*THE TASK:*
Set out every line of the records below as a numbered list, skipping any blank lines and omitting the pictures.

(Image element box records)
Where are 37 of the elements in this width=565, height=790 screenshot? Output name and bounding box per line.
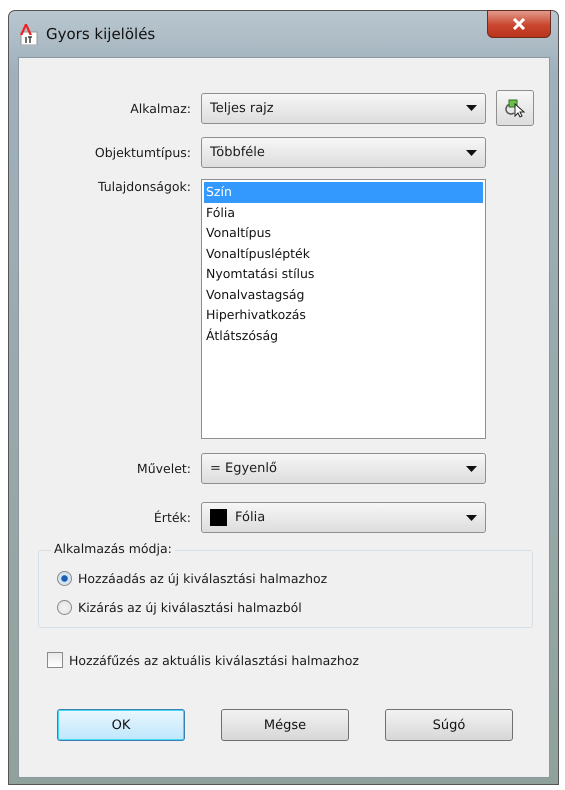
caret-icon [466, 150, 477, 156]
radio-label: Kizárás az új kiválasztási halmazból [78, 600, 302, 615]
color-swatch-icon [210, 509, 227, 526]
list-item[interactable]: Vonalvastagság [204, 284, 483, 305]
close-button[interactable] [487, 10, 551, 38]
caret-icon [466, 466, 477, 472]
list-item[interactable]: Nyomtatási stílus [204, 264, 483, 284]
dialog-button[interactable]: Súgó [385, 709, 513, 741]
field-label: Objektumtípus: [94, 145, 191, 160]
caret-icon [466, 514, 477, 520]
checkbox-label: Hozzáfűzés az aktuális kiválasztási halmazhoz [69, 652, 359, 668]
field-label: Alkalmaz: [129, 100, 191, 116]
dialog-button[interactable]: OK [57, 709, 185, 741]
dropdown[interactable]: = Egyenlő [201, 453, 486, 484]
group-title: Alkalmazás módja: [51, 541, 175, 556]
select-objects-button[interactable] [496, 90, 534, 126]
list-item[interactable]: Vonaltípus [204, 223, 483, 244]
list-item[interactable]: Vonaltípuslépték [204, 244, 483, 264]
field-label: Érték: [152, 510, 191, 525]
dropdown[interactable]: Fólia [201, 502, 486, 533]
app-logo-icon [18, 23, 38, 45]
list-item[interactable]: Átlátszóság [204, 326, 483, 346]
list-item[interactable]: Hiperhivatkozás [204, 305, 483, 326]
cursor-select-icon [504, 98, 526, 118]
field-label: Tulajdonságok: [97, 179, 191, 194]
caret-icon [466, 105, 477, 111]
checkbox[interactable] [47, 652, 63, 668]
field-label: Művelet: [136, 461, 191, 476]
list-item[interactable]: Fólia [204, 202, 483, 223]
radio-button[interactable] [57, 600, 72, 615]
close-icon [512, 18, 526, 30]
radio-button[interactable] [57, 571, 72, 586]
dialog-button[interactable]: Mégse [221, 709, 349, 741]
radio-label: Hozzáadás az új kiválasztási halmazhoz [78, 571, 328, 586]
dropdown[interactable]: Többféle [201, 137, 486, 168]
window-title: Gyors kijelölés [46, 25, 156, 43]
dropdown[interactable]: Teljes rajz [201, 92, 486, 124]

*ANSWER TO THE TASK:*
1. Where are 37 of the elements in this width=565, height=790 screenshot? Output name and bounding box per line.
2. caret-icon [466, 150, 477, 156]
3. radio-label: Kizárás az új kiválasztási halmazból [78, 600, 302, 615]
4. color-swatch-icon [210, 509, 227, 526]
5. list-item[interactable]: Vonalvastagság [204, 284, 483, 305]
6. close-button[interactable] [487, 10, 551, 38]
7. caret-icon [466, 466, 477, 472]
8. list-item[interactable]: Nyomtatási stílus [204, 264, 483, 284]
9. dialog-button[interactable]: Súgó [385, 709, 513, 741]
10. field-label: Objektumtípus: [94, 145, 191, 160]
11. caret-icon [466, 514, 477, 520]
12. checkbox-label: Hozzáfűzés az aktuális kiválasztási halmazhoz [69, 652, 359, 668]
13. field-label: Alkalmaz: [129, 100, 191, 116]
14. dialog-button[interactable]: OK [57, 709, 185, 741]
15. dropdown[interactable]: = Egyenlő [201, 453, 486, 484]
16. group-title: Alkalmazás módja: [51, 541, 175, 556]
17. select-objects-button[interactable] [496, 90, 534, 126]
18. list-item[interactable]: Vonaltípus [204, 223, 483, 244]
19. list-item[interactable]: Vonaltípuslépték [204, 244, 483, 264]
20. field-label: Érték: [152, 510, 191, 525]
21. dropdown[interactable]: Fólia [201, 502, 486, 533]
22. app-logo-icon [18, 23, 38, 45]
23. list-item[interactable]: Átlátszóság [204, 326, 483, 346]
24. list-item[interactable]: Hiperhivatkozás [204, 305, 483, 326]
25. cursor-select-icon [504, 98, 526, 118]
26. field-label: Tulajdonságok: [97, 179, 191, 194]
27. caret-icon [466, 105, 477, 111]
28. checkbox[interactable] [47, 652, 63, 668]
29. field-label: Művelet: [136, 461, 191, 476]
30. list-item[interactable]: Fólia [204, 202, 483, 223]
31. radio-button[interactable] [57, 600, 72, 615]
32. close-icon [512, 18, 526, 30]
33. radio-button[interactable] [57, 571, 72, 586]
34. dialog-button[interactable]: Mégse [221, 709, 349, 741]
35. radio-label: Hozzáadás az új kiválasztási halmazhoz [78, 571, 328, 586]
36. dropdown[interactable]: Többféle [201, 137, 486, 168]
37. window-title: Gyors kijelölés [46, 25, 156, 43]
38. dropdown[interactable]: Teljes rajz [201, 92, 486, 124]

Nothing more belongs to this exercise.